Pick out every line of the entries below where "Ventas" occurs, and copy those lines.

Start of Provided records

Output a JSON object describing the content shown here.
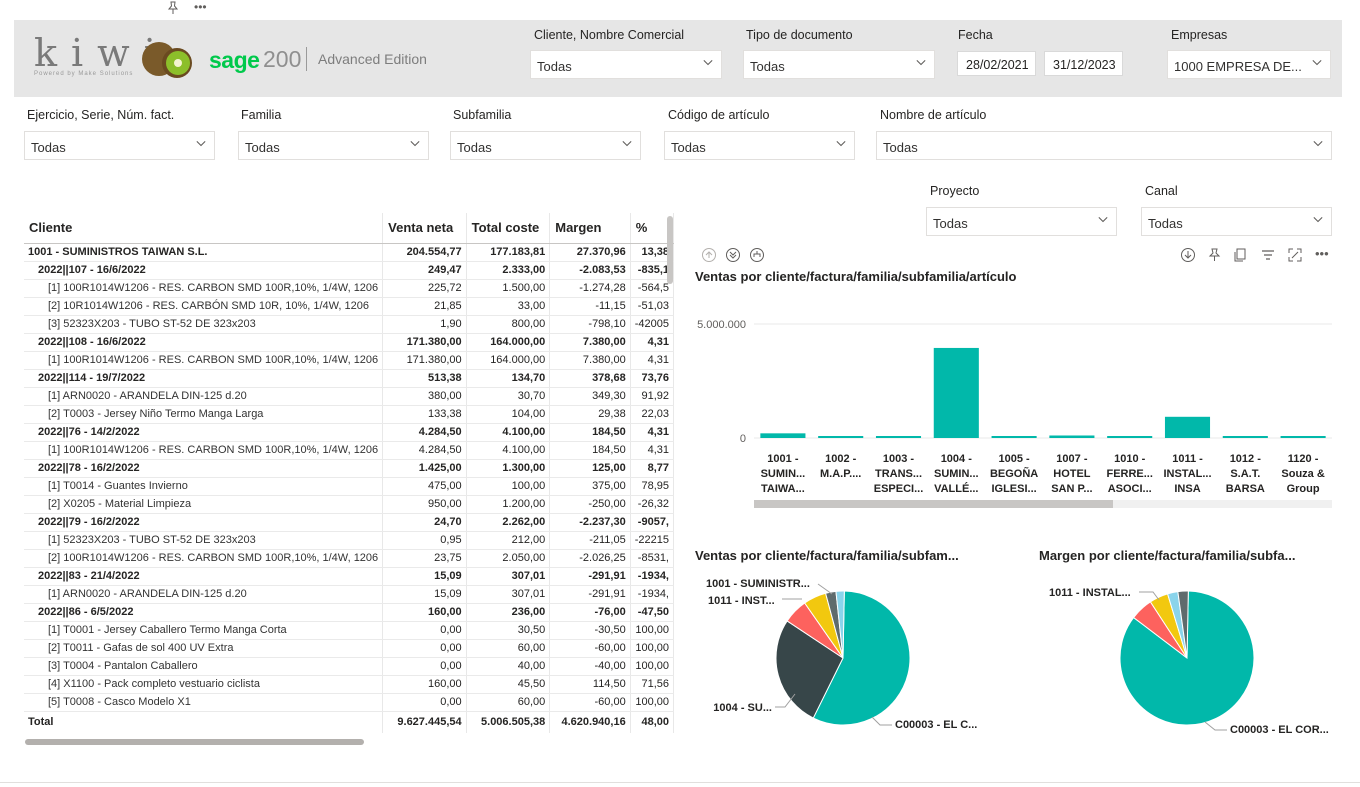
{
  "header": {
    "logo_text": "kiwi",
    "logo_tagline": "Powered by Make Solutions",
    "sage_brand": "sage",
    "sage_version": "200",
    "sage_edition": "Advanced Edition"
  },
  "filters_top": {
    "cliente": {
      "label": "Cliente, Nombre Comercial",
      "value": "Todas"
    },
    "tipo_documento": {
      "label": "Tipo de documento",
      "value": "Todas"
    },
    "fecha": {
      "label": "Fecha",
      "from": "28/02/2021",
      "to": "31/12/2023"
    },
    "empresas": {
      "label": "Empresas",
      "value": "1000 EMPRESA DE..."
    }
  },
  "filters_row2": {
    "ejercicio": {
      "label": "Ejercicio, Serie, Núm. fact.",
      "value": "Todas"
    },
    "familia": {
      "label": "Familia",
      "value": "Todas"
    },
    "subfamilia": {
      "label": "Subfamilia",
      "value": "Todas"
    },
    "codigo": {
      "label": "Código de artículo",
      "value": "Todas"
    },
    "nombre": {
      "label": "Nombre de artículo",
      "value": "Todas"
    }
  },
  "filters_row3": {
    "proyecto": {
      "label": "Proyecto",
      "value": "Todas"
    },
    "canal": {
      "label": "Canal",
      "value": "Todas"
    }
  },
  "table": {
    "columns": [
      "Cliente",
      "Venta neta",
      "Total coste",
      "Margen",
      "%"
    ],
    "rows": [
      {
        "level": 0,
        "bold": true,
        "cells": [
          "1001 -  SUMINISTROS TAIWAN S.L.",
          "204.554,77",
          "177.183,81",
          "27.370,96",
          "13,38"
        ]
      },
      {
        "level": 1,
        "bold": true,
        "cells": [
          "2022||107 - 16/6/2022",
          "249,47",
          "2.333,00",
          "-2.083,53",
          "-835,1"
        ]
      },
      {
        "level": 2,
        "bold": false,
        "cells": [
          "[1] 100R1014W1206 - RES. CARBON SMD 100R,10%, 1/4W, 1206",
          "225,72",
          "1.500,00",
          "-1.274,28",
          "-564,5"
        ]
      },
      {
        "level": 2,
        "bold": false,
        "cells": [
          "[2] 10R1014W1206 - RES. CARBÓN SMD 10R, 10%, 1/4W, 1206",
          "21,85",
          "33,00",
          "-11,15",
          "-51,03"
        ]
      },
      {
        "level": 2,
        "bold": false,
        "cells": [
          "[3] 52323X203 - TUBO ST-52 DE 323x203",
          "1,90",
          "800,00",
          "-798,10",
          "-42005"
        ]
      },
      {
        "level": 1,
        "bold": true,
        "cells": [
          "2022||108 - 16/6/2022",
          "171.380,00",
          "164.000,00",
          "7.380,00",
          "4,31"
        ]
      },
      {
        "level": 2,
        "bold": false,
        "cells": [
          "[1] 100R1014W1206 - RES. CARBON SMD 100R,10%, 1/4W, 1206",
          "171.380,00",
          "164.000,00",
          "7.380,00",
          "4,31"
        ]
      },
      {
        "level": 1,
        "bold": true,
        "cells": [
          "2022||114 - 19/7/2022",
          "513,38",
          "134,70",
          "378,68",
          "73,76"
        ]
      },
      {
        "level": 2,
        "bold": false,
        "cells": [
          "[1] ARN0020 - ARANDELA DIN-125 d.20",
          "380,00",
          "30,70",
          "349,30",
          "91,92"
        ]
      },
      {
        "level": 2,
        "bold": false,
        "cells": [
          "[2] T0003 - Jersey Niño Termo Manga Larga",
          "133,38",
          "104,00",
          "29,38",
          "22,03"
        ]
      },
      {
        "level": 1,
        "bold": true,
        "cells": [
          "2022||76 - 14/2/2022",
          "4.284,50",
          "4.100,00",
          "184,50",
          "4,31"
        ]
      },
      {
        "level": 2,
        "bold": false,
        "cells": [
          "[1] 100R1014W1206 - RES. CARBON SMD 100R,10%, 1/4W, 1206",
          "4.284,50",
          "4.100,00",
          "184,50",
          "4,31"
        ]
      },
      {
        "level": 1,
        "bold": true,
        "cells": [
          "2022||78 - 16/2/2022",
          "1.425,00",
          "1.300,00",
          "125,00",
          "8,77"
        ]
      },
      {
        "level": 2,
        "bold": false,
        "cells": [
          "[1] T0014 - Guantes Invierno",
          "475,00",
          "100,00",
          "375,00",
          "78,95"
        ]
      },
      {
        "level": 2,
        "bold": false,
        "cells": [
          "[2] X0205 - Material Limpieza",
          "950,00",
          "1.200,00",
          "-250,00",
          "-26,32"
        ]
      },
      {
        "level": 1,
        "bold": true,
        "cells": [
          "2022||79 - 16/2/2022",
          "24,70",
          "2.262,00",
          "-2.237,30",
          "-9057,"
        ]
      },
      {
        "level": 2,
        "bold": false,
        "cells": [
          "[1] 52323X203 - TUBO ST-52 DE 323x203",
          "0,95",
          "212,00",
          "-211,05",
          "-22215"
        ]
      },
      {
        "level": 2,
        "bold": false,
        "cells": [
          "[2] 100R1014W1206 - RES. CARBON SMD 100R,10%, 1/4W, 1206",
          "23,75",
          "2.050,00",
          "-2.026,25",
          "-8531,"
        ]
      },
      {
        "level": 1,
        "bold": true,
        "cells": [
          "2022||83 - 21/4/2022",
          "15,09",
          "307,01",
          "-291,91",
          "-1934,"
        ]
      },
      {
        "level": 2,
        "bold": false,
        "cells": [
          "[1] ARN0020 - ARANDELA DIN-125 d.20",
          "15,09",
          "307,01",
          "-291,91",
          "-1934,"
        ]
      },
      {
        "level": 1,
        "bold": true,
        "cells": [
          "2022||86 - 6/5/2022",
          "160,00",
          "236,00",
          "-76,00",
          "-47,50"
        ]
      },
      {
        "level": 2,
        "bold": false,
        "cells": [
          "[1] T0001 - Jersey Caballero Termo Manga Corta",
          "0,00",
          "30,50",
          "-30,50",
          "100,00"
        ]
      },
      {
        "level": 2,
        "bold": false,
        "cells": [
          "[2] T0011 - Gafas de sol 400 UV Extra",
          "0,00",
          "60,00",
          "-60,00",
          "100,00"
        ]
      },
      {
        "level": 2,
        "bold": false,
        "cells": [
          "[3] T0004 - Pantalon Caballero",
          "0,00",
          "40,00",
          "-40,00",
          "100,00"
        ]
      },
      {
        "level": 2,
        "bold": false,
        "cells": [
          "[4] X1100 - Pack completo vestuario ciclista",
          "160,00",
          "45,50",
          "114,50",
          "71,56"
        ]
      },
      {
        "level": 2,
        "bold": false,
        "cells": [
          "[5] T0008 - Casco Modelo X1",
          "0,00",
          "60,00",
          "-60,00",
          "100,00"
        ]
      }
    ],
    "total": [
      "Total",
      "9.627.445,54",
      "5.006.505,38",
      "4.620.940,16",
      "48,00"
    ]
  },
  "colors": {
    "teal": "#01b8aa",
    "dark": "#374649",
    "red": "#fd625e",
    "yellow": "#f2c80f",
    "grey": "#5f6b6d",
    "lightblue": "#8ad4eb"
  },
  "chart_data": [
    {
      "type": "bar",
      "title": "Ventas por cliente/factura/familia/subfamilia/artículo",
      "categories": [
        [
          "1001 -",
          "SUMIN...",
          "TAIWA..."
        ],
        [
          "1002 -",
          "M.A.P...."
        ],
        [
          "1003 -",
          "TRANS...",
          "ESPECI..."
        ],
        [
          "1004 -",
          "SUMIN...",
          "VALLÉ..."
        ],
        [
          "1005 -",
          "BEGOÑA",
          "IGLESI..."
        ],
        [
          "1007 -",
          "HOTEL",
          "SAN P..."
        ],
        [
          "1010 -",
          "FERRE...",
          "ASOCI..."
        ],
        [
          "1011 -",
          "INSTAL...",
          "INSA"
        ],
        [
          "1012 -",
          "S.A.T.",
          "BARSA"
        ],
        [
          "1120 -",
          "Souza &",
          "Group"
        ]
      ],
      "values": [
        204554.77,
        40000,
        30000,
        3950000,
        25000,
        110000,
        20000,
        930000,
        20000,
        30000
      ],
      "yticks": [
        "5.000.000",
        "0"
      ],
      "ylim": [
        0,
        7400000
      ]
    },
    {
      "type": "pie",
      "title": "Ventas por cliente/factura/familia/subfam...",
      "slices": [
        {
          "label": "C00003 - EL C...",
          "value": 57,
          "color": "#01b8aa"
        },
        {
          "label": "1004 - SU...",
          "value": 27,
          "color": "#374649"
        },
        {
          "label": "",
          "value": 6,
          "color": "#fd625e"
        },
        {
          "label": "1011 - INST...",
          "value": 5.5,
          "color": "#f2c80f"
        },
        {
          "label": "1001 - SUMINISTR...",
          "value": 2.5,
          "color": "#5f6b6d"
        },
        {
          "label": "",
          "value": 2,
          "color": "#8ad4eb"
        }
      ]
    },
    {
      "type": "pie",
      "title": "Margen por cliente/factura/familia/subfa...",
      "slices": [
        {
          "label": "C00003 - EL COR...",
          "value": 85,
          "color": "#01b8aa"
        },
        {
          "label": "",
          "value": 5.5,
          "color": "#fd625e"
        },
        {
          "label": "1011 - INSTAL...",
          "value": 4.5,
          "color": "#f2c80f"
        },
        {
          "label": "",
          "value": 2.5,
          "color": "#8ad4eb"
        },
        {
          "label": "",
          "value": 2.5,
          "color": "#5f6b6d"
        }
      ]
    }
  ]
}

End of Provided records

→ **Exercise output**
      "title": "Ventas por cliente/factura/familia/subfamilia/artículo",
      "title": "Ventas por cliente/factura/familia/subfam...",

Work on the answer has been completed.